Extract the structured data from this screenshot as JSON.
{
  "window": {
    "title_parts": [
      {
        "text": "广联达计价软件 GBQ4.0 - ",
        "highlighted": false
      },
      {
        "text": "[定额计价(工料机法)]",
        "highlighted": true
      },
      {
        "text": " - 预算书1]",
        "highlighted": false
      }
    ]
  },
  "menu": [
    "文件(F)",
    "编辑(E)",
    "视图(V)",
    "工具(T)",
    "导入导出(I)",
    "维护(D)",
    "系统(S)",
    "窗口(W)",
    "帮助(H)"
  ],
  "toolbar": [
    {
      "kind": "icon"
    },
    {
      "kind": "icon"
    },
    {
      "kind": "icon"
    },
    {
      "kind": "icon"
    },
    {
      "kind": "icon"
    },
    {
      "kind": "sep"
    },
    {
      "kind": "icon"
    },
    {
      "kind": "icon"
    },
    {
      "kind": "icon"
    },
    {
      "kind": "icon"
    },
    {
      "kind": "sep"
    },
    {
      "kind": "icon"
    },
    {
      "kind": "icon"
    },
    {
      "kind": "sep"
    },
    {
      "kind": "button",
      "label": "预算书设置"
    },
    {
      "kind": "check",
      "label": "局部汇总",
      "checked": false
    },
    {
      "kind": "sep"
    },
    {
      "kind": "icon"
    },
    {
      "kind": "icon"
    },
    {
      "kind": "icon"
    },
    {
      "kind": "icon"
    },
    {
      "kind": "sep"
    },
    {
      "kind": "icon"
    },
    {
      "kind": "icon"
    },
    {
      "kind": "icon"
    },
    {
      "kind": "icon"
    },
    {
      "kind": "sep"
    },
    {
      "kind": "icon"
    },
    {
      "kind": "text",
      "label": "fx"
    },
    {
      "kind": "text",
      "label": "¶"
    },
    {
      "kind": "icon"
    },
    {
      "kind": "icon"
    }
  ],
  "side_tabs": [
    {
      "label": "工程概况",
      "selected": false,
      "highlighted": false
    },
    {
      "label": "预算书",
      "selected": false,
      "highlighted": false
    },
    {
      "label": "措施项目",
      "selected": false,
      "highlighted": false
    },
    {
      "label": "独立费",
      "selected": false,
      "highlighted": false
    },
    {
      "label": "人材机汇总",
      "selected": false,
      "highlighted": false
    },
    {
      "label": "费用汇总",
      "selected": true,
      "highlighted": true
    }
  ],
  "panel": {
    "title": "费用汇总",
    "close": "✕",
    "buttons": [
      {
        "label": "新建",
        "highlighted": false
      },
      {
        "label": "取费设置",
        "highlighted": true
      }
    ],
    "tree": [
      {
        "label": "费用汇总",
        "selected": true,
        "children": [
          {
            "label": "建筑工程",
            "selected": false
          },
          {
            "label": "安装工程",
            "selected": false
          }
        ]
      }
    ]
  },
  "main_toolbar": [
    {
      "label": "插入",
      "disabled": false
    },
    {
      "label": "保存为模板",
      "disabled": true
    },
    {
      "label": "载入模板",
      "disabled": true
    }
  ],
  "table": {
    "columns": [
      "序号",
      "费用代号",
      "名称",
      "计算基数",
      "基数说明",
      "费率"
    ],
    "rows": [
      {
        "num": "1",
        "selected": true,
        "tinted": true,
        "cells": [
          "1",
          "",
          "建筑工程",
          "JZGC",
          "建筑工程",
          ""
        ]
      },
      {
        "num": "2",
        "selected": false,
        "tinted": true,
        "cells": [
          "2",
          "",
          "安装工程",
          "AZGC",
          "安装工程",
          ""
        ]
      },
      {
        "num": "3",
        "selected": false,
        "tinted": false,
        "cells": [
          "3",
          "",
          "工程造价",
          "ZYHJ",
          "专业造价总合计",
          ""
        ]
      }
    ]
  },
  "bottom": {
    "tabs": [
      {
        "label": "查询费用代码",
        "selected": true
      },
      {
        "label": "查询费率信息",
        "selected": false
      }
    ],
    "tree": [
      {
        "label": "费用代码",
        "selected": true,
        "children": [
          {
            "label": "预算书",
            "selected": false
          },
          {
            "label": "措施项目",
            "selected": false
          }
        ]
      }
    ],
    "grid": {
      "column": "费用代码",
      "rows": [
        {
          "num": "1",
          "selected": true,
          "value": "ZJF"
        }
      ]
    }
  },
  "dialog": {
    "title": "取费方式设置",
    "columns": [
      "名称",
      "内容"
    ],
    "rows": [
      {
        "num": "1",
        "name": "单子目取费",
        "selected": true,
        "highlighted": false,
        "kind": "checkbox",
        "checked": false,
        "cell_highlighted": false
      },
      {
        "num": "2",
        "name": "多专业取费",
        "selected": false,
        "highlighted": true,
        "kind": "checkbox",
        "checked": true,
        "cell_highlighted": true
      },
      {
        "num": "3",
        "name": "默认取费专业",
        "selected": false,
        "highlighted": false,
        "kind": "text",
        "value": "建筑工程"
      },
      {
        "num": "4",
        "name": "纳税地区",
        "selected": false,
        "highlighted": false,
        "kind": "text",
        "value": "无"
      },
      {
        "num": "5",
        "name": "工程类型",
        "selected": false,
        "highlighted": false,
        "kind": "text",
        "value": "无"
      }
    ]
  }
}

What to work on: Each line of the material should be echoed exactly.

Written response:
Extract the structured data from this screenshot as JSON.
{
  "window": {
    "title_parts": [
      {
        "text": "广联达计价软件 GBQ4.0 - ",
        "highlighted": false
      },
      {
        "text": "[定额计价(工料机法)]",
        "highlighted": true
      },
      {
        "text": " - 预算书1]",
        "highlighted": false
      }
    ]
  },
  "menu": [
    "文件(F)",
    "编辑(E)",
    "视图(V)",
    "工具(T)",
    "导入导出(I)",
    "维护(D)",
    "系统(S)",
    "窗口(W)",
    "帮助(H)"
  ],
  "toolbar": [
    {
      "kind": "icon"
    },
    {
      "kind": "icon"
    },
    {
      "kind": "icon"
    },
    {
      "kind": "icon"
    },
    {
      "kind": "icon"
    },
    {
      "kind": "sep"
    },
    {
      "kind": "icon"
    },
    {
      "kind": "icon"
    },
    {
      "kind": "icon"
    },
    {
      "kind": "icon"
    },
    {
      "kind": "sep"
    },
    {
      "kind": "icon"
    },
    {
      "kind": "icon"
    },
    {
      "kind": "sep"
    },
    {
      "kind": "button",
      "label": "预算书设置"
    },
    {
      "kind": "check",
      "label": "局部汇总",
      "checked": false
    },
    {
      "kind": "sep"
    },
    {
      "kind": "icon"
    },
    {
      "kind": "icon"
    },
    {
      "kind": "icon"
    },
    {
      "kind": "icon"
    },
    {
      "kind": "sep"
    },
    {
      "kind": "icon"
    },
    {
      "kind": "icon"
    },
    {
      "kind": "icon"
    },
    {
      "kind": "icon"
    },
    {
      "kind": "sep"
    },
    {
      "kind": "icon"
    },
    {
      "kind": "text",
      "label": "fx"
    },
    {
      "kind": "text",
      "label": "¶"
    },
    {
      "kind": "icon"
    },
    {
      "kind": "icon"
    }
  ],
  "side_tabs": [
    {
      "label": "工程概况",
      "selected": false,
      "highlighted": false
    },
    {
      "label": "预算书",
      "selected": false,
      "highlighted": false
    },
    {
      "label": "措施项目",
      "selected": false,
      "highlighted": false
    },
    {
      "label": "独立费",
      "selected": false,
      "highlighted": false
    },
    {
      "label": "人材机汇总",
      "selected": false,
      "highlighted": false
    },
    {
      "label": "费用汇总",
      "selected": true,
      "highlighted": true
    }
  ],
  "panel": {
    "title": "费用汇总",
    "close": "✕",
    "buttons": [
      {
        "label": "新建",
        "highlighted": false
      },
      {
        "label": "取费设置",
        "highlighted": true
      }
    ],
    "tree": [
      {
        "label": "费用汇总",
        "selected": true,
        "children": [
          {
            "label": "建筑工程",
            "selected": false
          },
          {
            "label": "安装工程",
            "selected": false
          }
        ]
      }
    ]
  },
  "main_toolbar": [
    {
      "label": "插入",
      "disabled": false
    },
    {
      "label": "保存为模板",
      "disabled": true
    },
    {
      "label": "载入模板",
      "disabled": true
    }
  ],
  "table": {
    "columns": [
      "序号",
      "费用代号",
      "名称",
      "计算基数",
      "基数说明",
      "费率"
    ],
    "rows": [
      {
        "num": "1",
        "selected": true,
        "tinted": true,
        "cells": [
          "1",
          "",
          "建筑工程",
          "JZGC",
          "建筑工程",
          ""
        ]
      },
      {
        "num": "2",
        "selected": false,
        "tinted": true,
        "cells": [
          "2",
          "",
          "安装工程",
          "AZGC",
          "安装工程",
          ""
        ]
      },
      {
        "num": "3",
        "selected": false,
        "tinted": false,
        "cells": [
          "3",
          "",
          "工程造价",
          "ZYHJ",
          "专业造价总合计",
          ""
        ]
      }
    ]
  },
  "bottom": {
    "tabs": [
      {
        "label": "查询费用代码",
        "selected": true
      },
      {
        "label": "查询费率信息",
        "selected": false
      }
    ],
    "tree": [
      {
        "label": "费用代码",
        "selected": true,
        "children": [
          {
            "label": "预算书",
            "selected": false
          },
          {
            "label": "措施项目",
            "selected": false
          }
        ]
      }
    ],
    "grid": {
      "column": "费用代码",
      "rows": [
        {
          "num": "1",
          "selected": true,
          "value": "ZJF"
        }
      ]
    }
  },
  "dialog": {
    "title": "取费方式设置",
    "columns": [
      "名称",
      "内容"
    ],
    "rows": [
      {
        "num": "1",
        "name": "单子目取费",
        "selected": true,
        "highlighted": false,
        "kind": "checkbox",
        "checked": false,
        "cell_highlighted": false
      },
      {
        "num": "2",
        "name": "多专业取费",
        "selected": false,
        "highlighted": true,
        "kind": "checkbox",
        "checked": true,
        "cell_highlighted": true
      },
      {
        "num": "3",
        "name": "默认取费专业",
        "selected": false,
        "highlighted": false,
        "kind": "text",
        "value": "建筑工程"
      },
      {
        "num": "4",
        "name": "纳税地区",
        "selected": false,
        "highlighted": false,
        "kind": "text",
        "value": "无"
      },
      {
        "num": "5",
        "name": "工程类型",
        "selected": false,
        "highlighted": false,
        "kind": "text",
        "value": "无"
      }
    ]
  }
}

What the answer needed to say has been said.